_Directive:_
Check each line of the records below and collect those holding "blue".

Records from a data source
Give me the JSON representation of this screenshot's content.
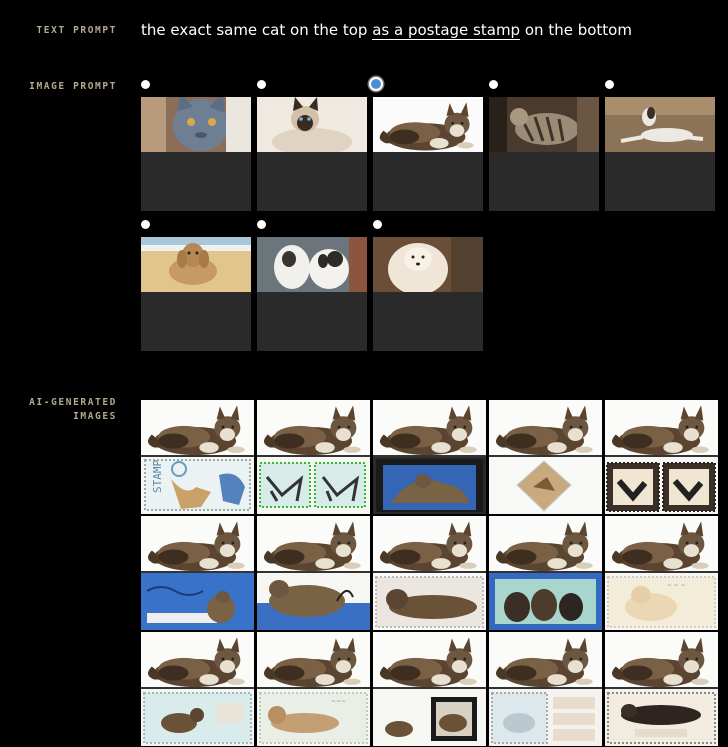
{
  "labels": {
    "text_prompt": "TEXT PROMPT",
    "image_prompt": "IMAGE PROMPT",
    "ai_generated_line1": "AI-GENERATED",
    "ai_generated_line2": "IMAGES"
  },
  "prompt": {
    "prefix": "the exact same cat on the top ",
    "variable": "as a postage stamp",
    "suffix": " on the bottom"
  },
  "image_prompt": {
    "selected_index": 2,
    "options": [
      {
        "subject": "blue-cat-photo"
      },
      {
        "subject": "siamese-cat-photo"
      },
      {
        "subject": "maine-coon-cat-photo"
      },
      {
        "subject": "tabby-cat-photo"
      },
      {
        "subject": "dog-on-floor-photo"
      },
      {
        "subject": "dog-on-beach-photo"
      },
      {
        "subject": "two-dogs-photo"
      },
      {
        "subject": "fluffy-dog-photo"
      }
    ]
  },
  "generated": [
    {
      "stamp": "text-stamp"
    },
    {
      "stamp": "pair-stamp"
    },
    {
      "stamp": "blue-stamp"
    },
    {
      "stamp": "diamond-stamp"
    },
    {
      "stamp": "dark-pair-stamp"
    },
    {
      "stamp": "blue-sea-stamp"
    },
    {
      "stamp": "cat-on-blue-stamp"
    },
    {
      "stamp": "long-cat-stamp"
    },
    {
      "stamp": "three-cats-stamp"
    },
    {
      "stamp": "cream-cat-stamp"
    },
    {
      "stamp": "small-cat-stamp"
    },
    {
      "stamp": "lying-cat-stamp"
    },
    {
      "stamp": "framed-cat-stamp"
    },
    {
      "stamp": "vintage-stamp"
    },
    {
      "stamp": "banner-cat-stamp"
    }
  ],
  "colors": {
    "label": "#b3a98e",
    "selected_radio": "#4a8ed9",
    "thumb_dark": "#2a2a2a",
    "background": "#000000"
  }
}
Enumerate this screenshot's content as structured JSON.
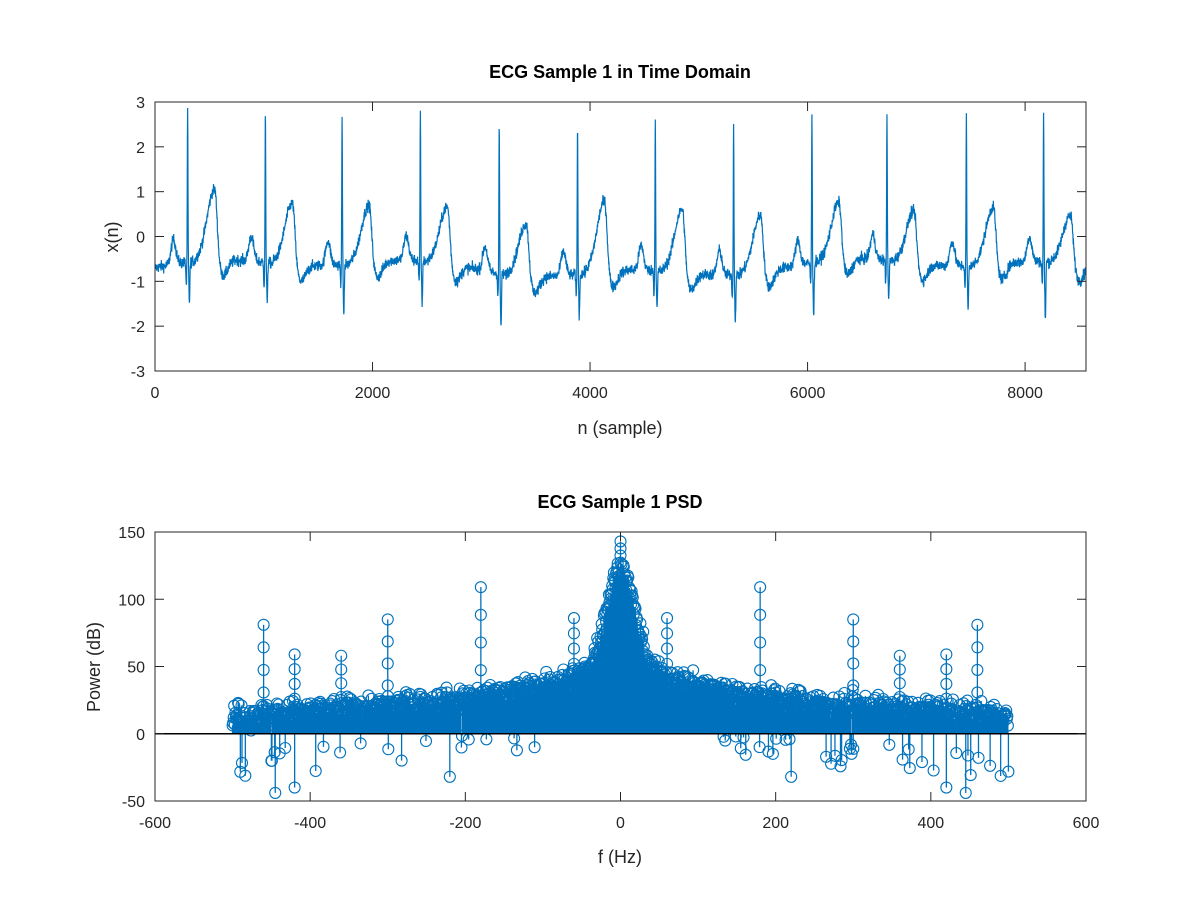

_Full solution:_
        "subject": "blue-cat-photo"
      "stamp": "blue-stamp"
      "stamp": "blue-sea-stamp"
      "stamp": "cat-on-blue-stamp"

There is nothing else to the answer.